* Records from a collection:
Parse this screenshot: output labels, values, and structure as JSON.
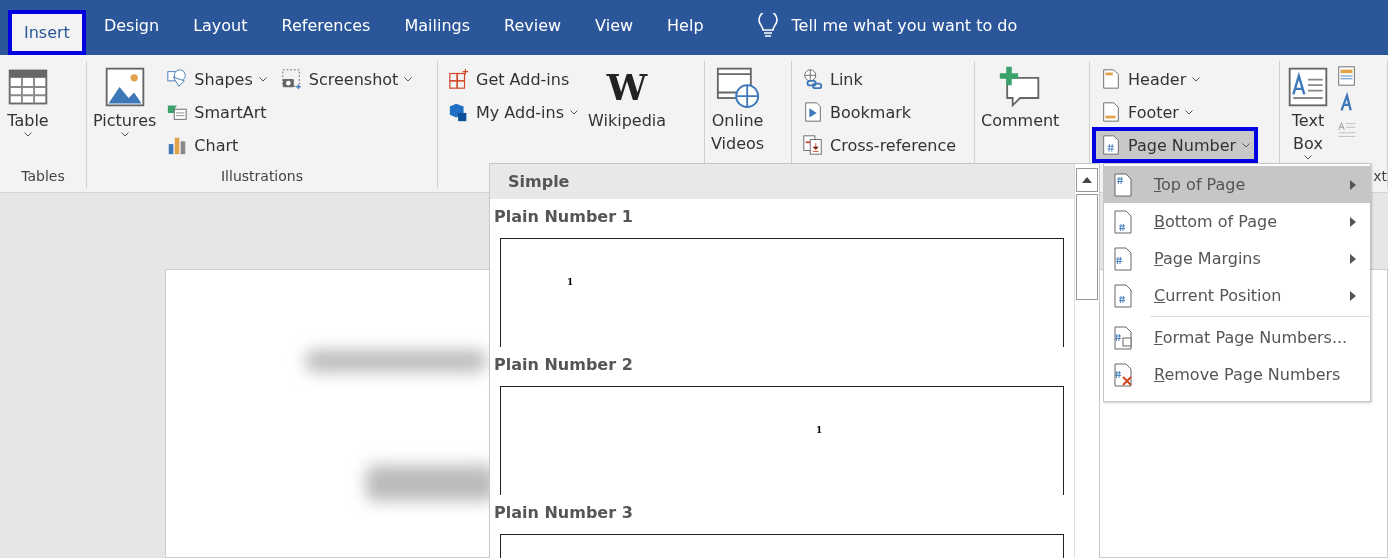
{
  "tabs": [
    {
      "label": "Insert",
      "selected": true,
      "annotated": true
    },
    {
      "label": "Design",
      "selected": false,
      "annotated": false
    },
    {
      "label": "Layout",
      "selected": false,
      "annotated": false
    },
    {
      "label": "References",
      "selected": false,
      "annotated": false
    },
    {
      "label": "Mailings",
      "selected": false,
      "annotated": false
    },
    {
      "label": "Review",
      "selected": false,
      "annotated": false
    },
    {
      "label": "View",
      "selected": false,
      "annotated": false
    },
    {
      "label": "Help",
      "selected": false,
      "annotated": false
    }
  ],
  "search": {
    "placeholder": "Tell me what you want to do"
  },
  "ribbon_groups": [
    {
      "label": "Tables",
      "items": [
        {
          "kind": "large",
          "label": "Table",
          "dropdown": true
        }
      ]
    },
    {
      "label": "Illustrations",
      "items": [
        {
          "kind": "large",
          "label": "Pictures",
          "dropdown": true
        },
        {
          "kind": "stack",
          "items": [
            {
              "label": "Shapes",
              "dropdown": true
            },
            {
              "label": "SmartArt",
              "dropdown": false
            },
            {
              "label": "Chart",
              "dropdown": false
            }
          ]
        },
        {
          "kind": "stack",
          "items": [
            {
              "label": "Screenshot",
              "dropdown": true
            }
          ]
        }
      ]
    },
    {
      "items": [
        {
          "kind": "stack",
          "items": [
            {
              "label": "Get Add-ins",
              "dropdown": false
            },
            {
              "label": "My Add-ins",
              "dropdown": true
            }
          ]
        },
        {
          "kind": "logo",
          "logo_text": "W",
          "label": "Wikipedia"
        }
      ]
    },
    {
      "items": [
        {
          "kind": "large",
          "label": "Online Videos",
          "dropdown": false
        }
      ]
    },
    {
      "items": [
        {
          "kind": "stack",
          "items": [
            {
              "label": "Link",
              "dropdown": false
            },
            {
              "label": "Bookmark",
              "dropdown": false
            },
            {
              "label": "Cross-reference",
              "dropdown": false
            }
          ]
        }
      ]
    },
    {
      "items": [
        {
          "kind": "large",
          "label": "Comment",
          "dropdown": false
        }
      ]
    },
    {
      "items": [
        {
          "kind": "stack",
          "items": [
            {
              "label": "Header",
              "dropdown": true,
              "expanded": false,
              "annotated": false
            },
            {
              "label": "Footer",
              "dropdown": true,
              "expanded": false,
              "annotated": false
            },
            {
              "label": "Page Number",
              "dropdown": true,
              "expanded": true,
              "annotated": true
            }
          ]
        }
      ]
    },
    {
      "label": "xt",
      "items": [
        {
          "kind": "large",
          "label": "Text Box",
          "dropdown": true
        },
        {
          "kind": "mini"
        }
      ]
    }
  ],
  "gallery": {
    "section": "Simple",
    "items": [
      {
        "title": "Plain Number 1",
        "number": "1"
      },
      {
        "title": "Plain Number 2",
        "number": "1"
      },
      {
        "title": "Plain Number 3"
      }
    ]
  },
  "submenu": [
    {
      "label": "Top of Page",
      "selected": true,
      "submenu": true
    },
    {
      "label": "Bottom of Page",
      "selected": false,
      "submenu": true
    },
    {
      "label": "Page Margins",
      "selected": false,
      "submenu": true
    },
    {
      "label": "Current Position",
      "selected": false,
      "submenu": true
    },
    {
      "label": "Format Page Numbers...",
      "selected": false,
      "submenu": false,
      "divider_before": true
    },
    {
      "label": "Remove Page Numbers",
      "selected": false,
      "submenu": false
    }
  ]
}
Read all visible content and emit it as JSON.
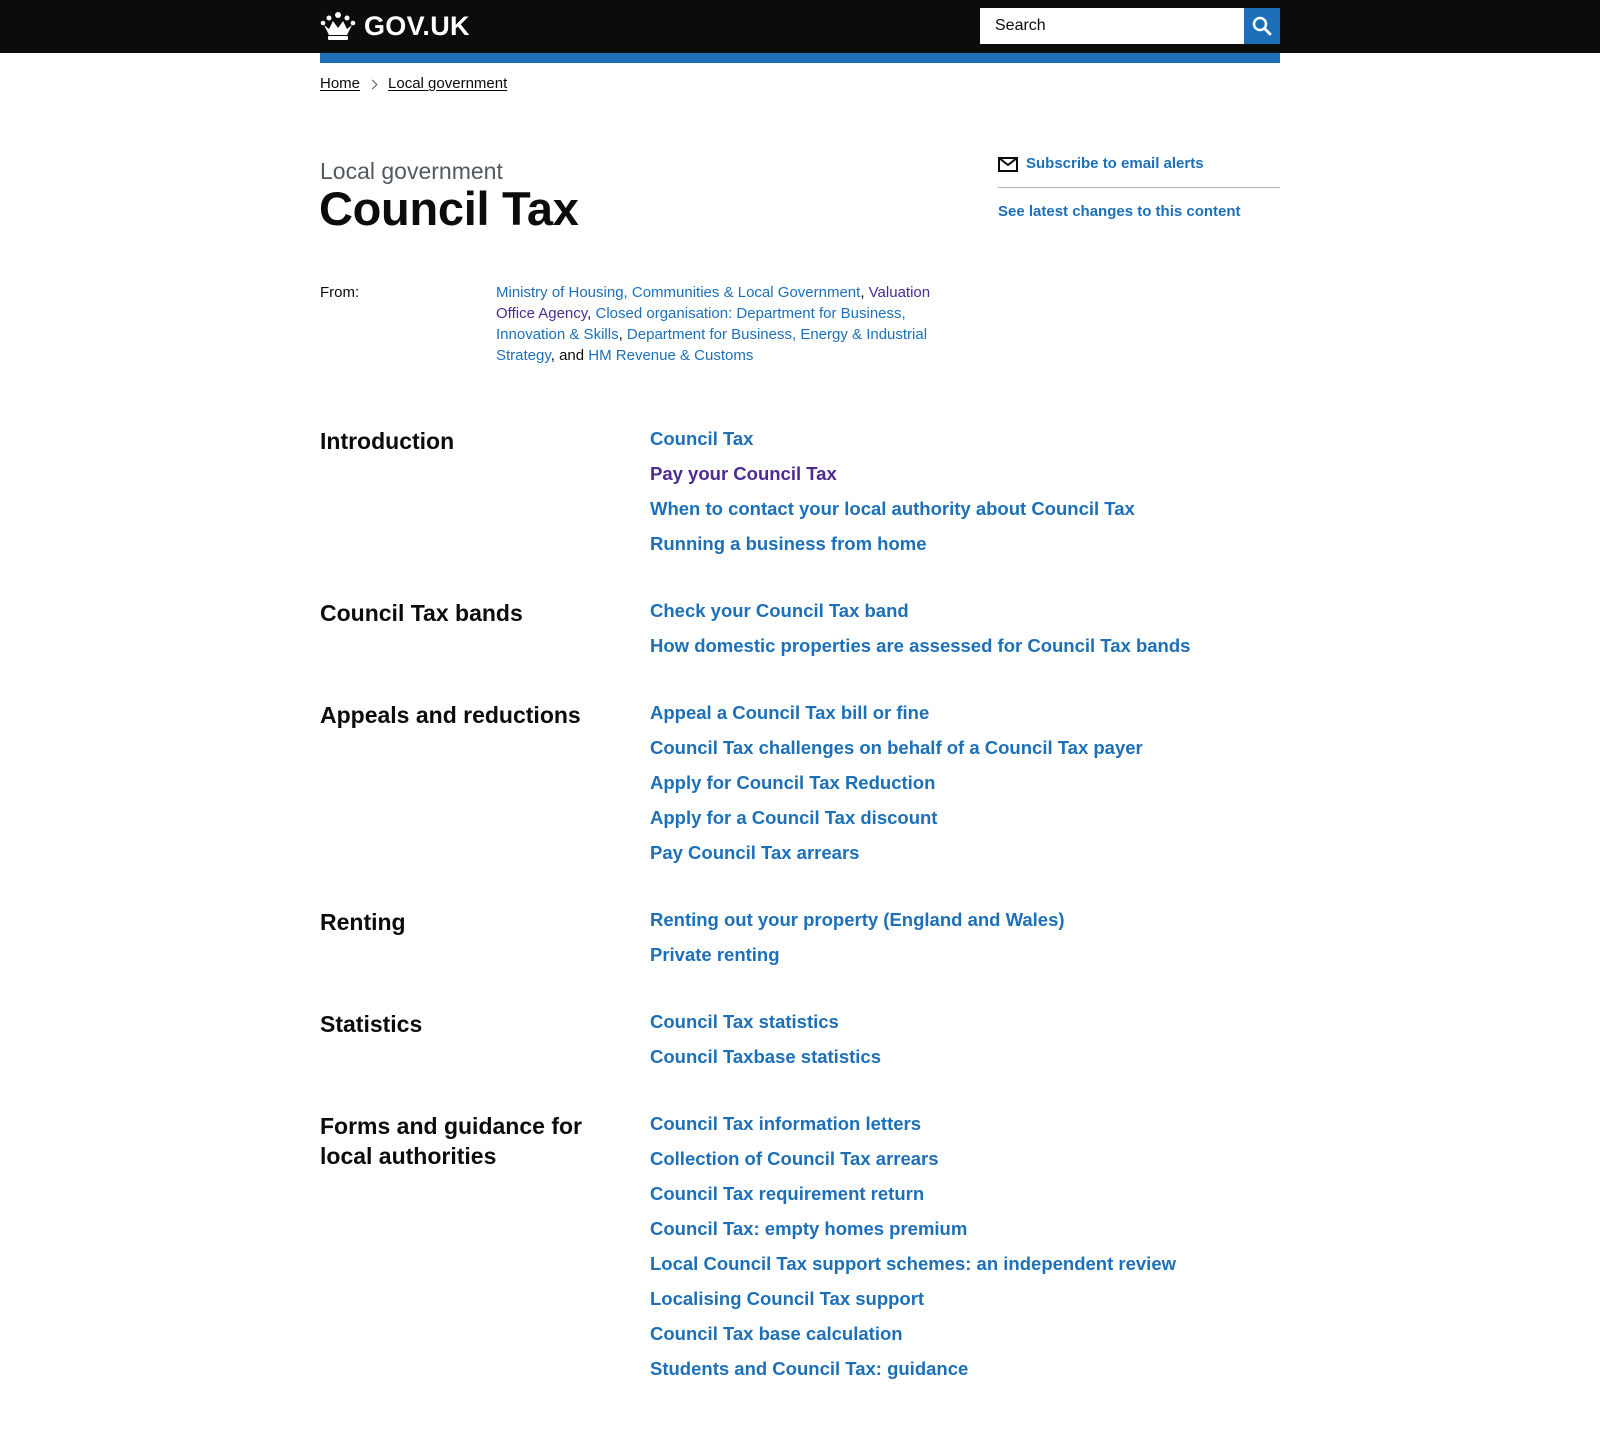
{
  "header": {
    "logo_text": "GOV.UK",
    "search": {
      "placeholder": "Search"
    },
    "colors": {
      "background": "#0b0c0c",
      "accent": "#1d70b8"
    }
  },
  "breadcrumbs": [
    "Home",
    "Local government"
  ],
  "page": {
    "caption": "Local government",
    "title": "Council Tax"
  },
  "sidebar": {
    "subscribe_label": "Subscribe to email alerts",
    "changes_label": "See latest changes to this content"
  },
  "from": {
    "label": "From:",
    "orgs": [
      "Ministry of Housing, Communities & Local Government",
      "Valuation Office Agency",
      "Closed organisation: Department for Business, Innovation & Skills",
      "Department for Business, Energy & Industrial Strategy",
      "HM Revenue & Customs"
    ],
    "separator": ", ",
    "last_separator": ", and "
  },
  "sections": [
    {
      "title": "Introduction",
      "links": [
        "Council Tax",
        "Pay your Council Tax",
        "When to contact your local authority about Council Tax",
        "Running a business from home"
      ]
    },
    {
      "title": "Council Tax bands",
      "links": [
        "Check your Council Tax band",
        "How domestic properties are assessed for Council Tax bands"
      ]
    },
    {
      "title": "Appeals and reductions",
      "links": [
        "Appeal a Council Tax bill or fine",
        "Council Tax challenges on behalf of a Council Tax payer",
        "Apply for Council Tax Reduction",
        "Apply for a Council Tax discount",
        "Pay Council Tax arrears"
      ]
    },
    {
      "title": "Renting",
      "links": [
        "Renting out your property (England and Wales)",
        "Private renting"
      ]
    },
    {
      "title": "Statistics",
      "links": [
        "Council Tax statistics",
        "Council Taxbase statistics"
      ]
    },
    {
      "title": "Forms and guidance for local authorities",
      "links": [
        "Council Tax information letters",
        "Collection of Council Tax arrears",
        "Council Tax requirement return",
        "Council Tax: empty homes premium",
        "Local Council Tax support schemes: an independent review",
        "Localising Council Tax support",
        "Council Tax base calculation",
        "Students and Council Tax: guidance"
      ]
    }
  ]
}
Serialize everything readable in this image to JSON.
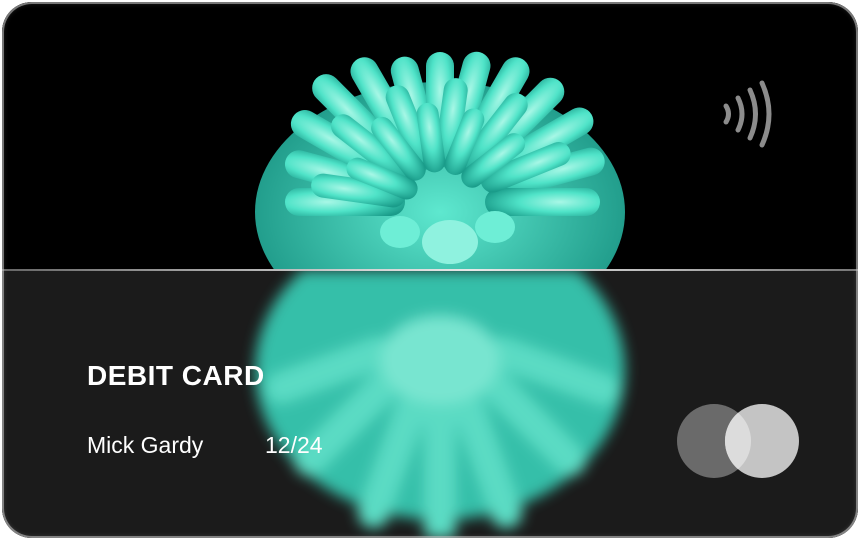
{
  "card": {
    "title": "DEBIT CARD",
    "holder_name": "Mick Gardy",
    "expiry": "12/24"
  },
  "icons": {
    "contactless": "contactless-icon",
    "brand": "mastercard-logo"
  },
  "colors": {
    "top_background": "#000000",
    "bottom_background": "#1b1b1b",
    "flower": "#4fe3c8",
    "text": "#ffffff"
  }
}
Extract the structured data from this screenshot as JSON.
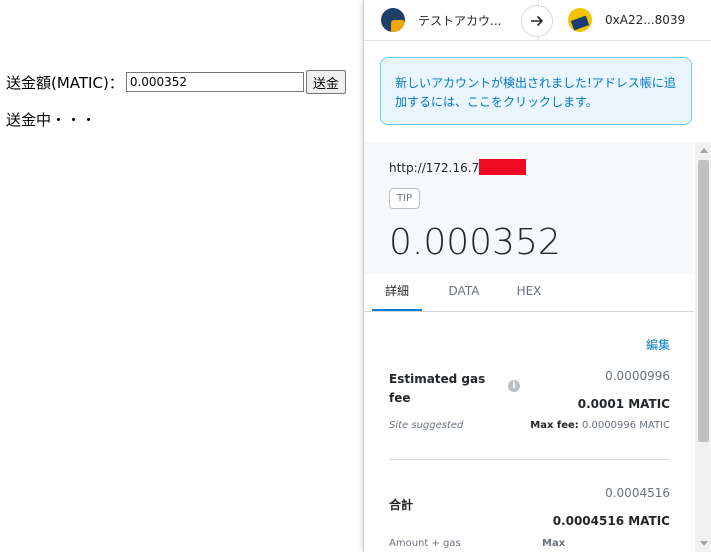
{
  "page": {
    "amount_label": "送金額(MATIC)：",
    "amount_value": "0.000352",
    "send_button": "送金",
    "status": "送金中・・・"
  },
  "wallet": {
    "from_account": "テストアカウ...",
    "to_account": "0xA22...8039",
    "notice": "新しいアカウントが検出されました!アドレス帳に追加するには、ここをクリックします。",
    "origin": "http://172.16.7",
    "badge": "TIP",
    "amount": "0.000352",
    "tabs": [
      "詳細",
      "DATA",
      "HEX"
    ],
    "edit": "編集",
    "gas": {
      "label": "Estimated gas fee",
      "info_icon": "i",
      "sub_value": "0.0000996",
      "main_value": "0.0001 MATIC",
      "site_suggested": "Site suggested",
      "max_fee_label": "Max fee:",
      "max_fee_value": "0.0000996 MATIC"
    },
    "total": {
      "label": "合計",
      "sub_value": "0.0004516",
      "main_value": "0.0004516 MATIC",
      "amount_gas": "Amount + gas",
      "max_label": "Max"
    }
  },
  "colors": {
    "accent": "#037dd6",
    "notice_bg": "#eaf6ff",
    "redaction": "#ee0a20"
  }
}
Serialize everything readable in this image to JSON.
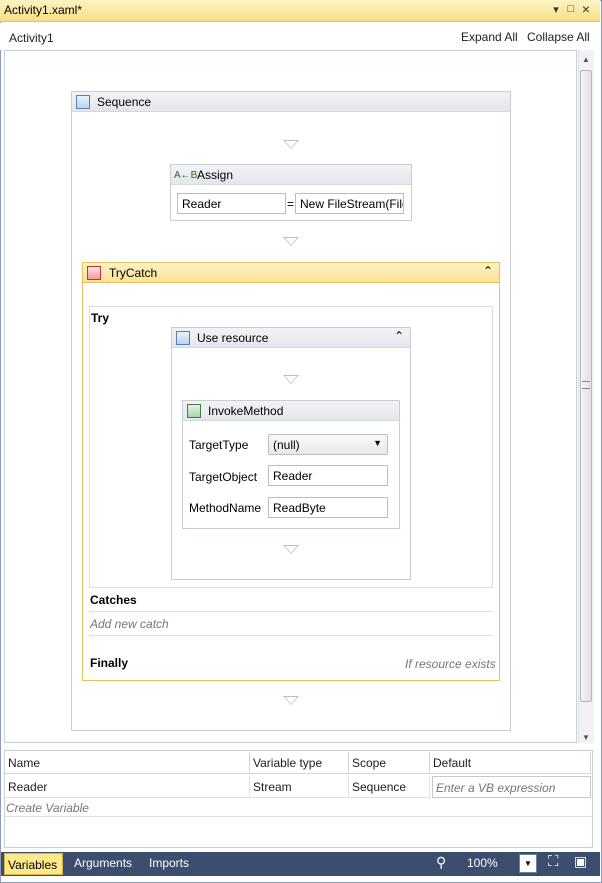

* WHAT THIS TASK INVOLVES: Pick out every line above that holds the word "Apply" and copy it.

* FULL ANSWER:
        "Apply for Council Tax Reduction",
        "Apply for a Council Tax discount",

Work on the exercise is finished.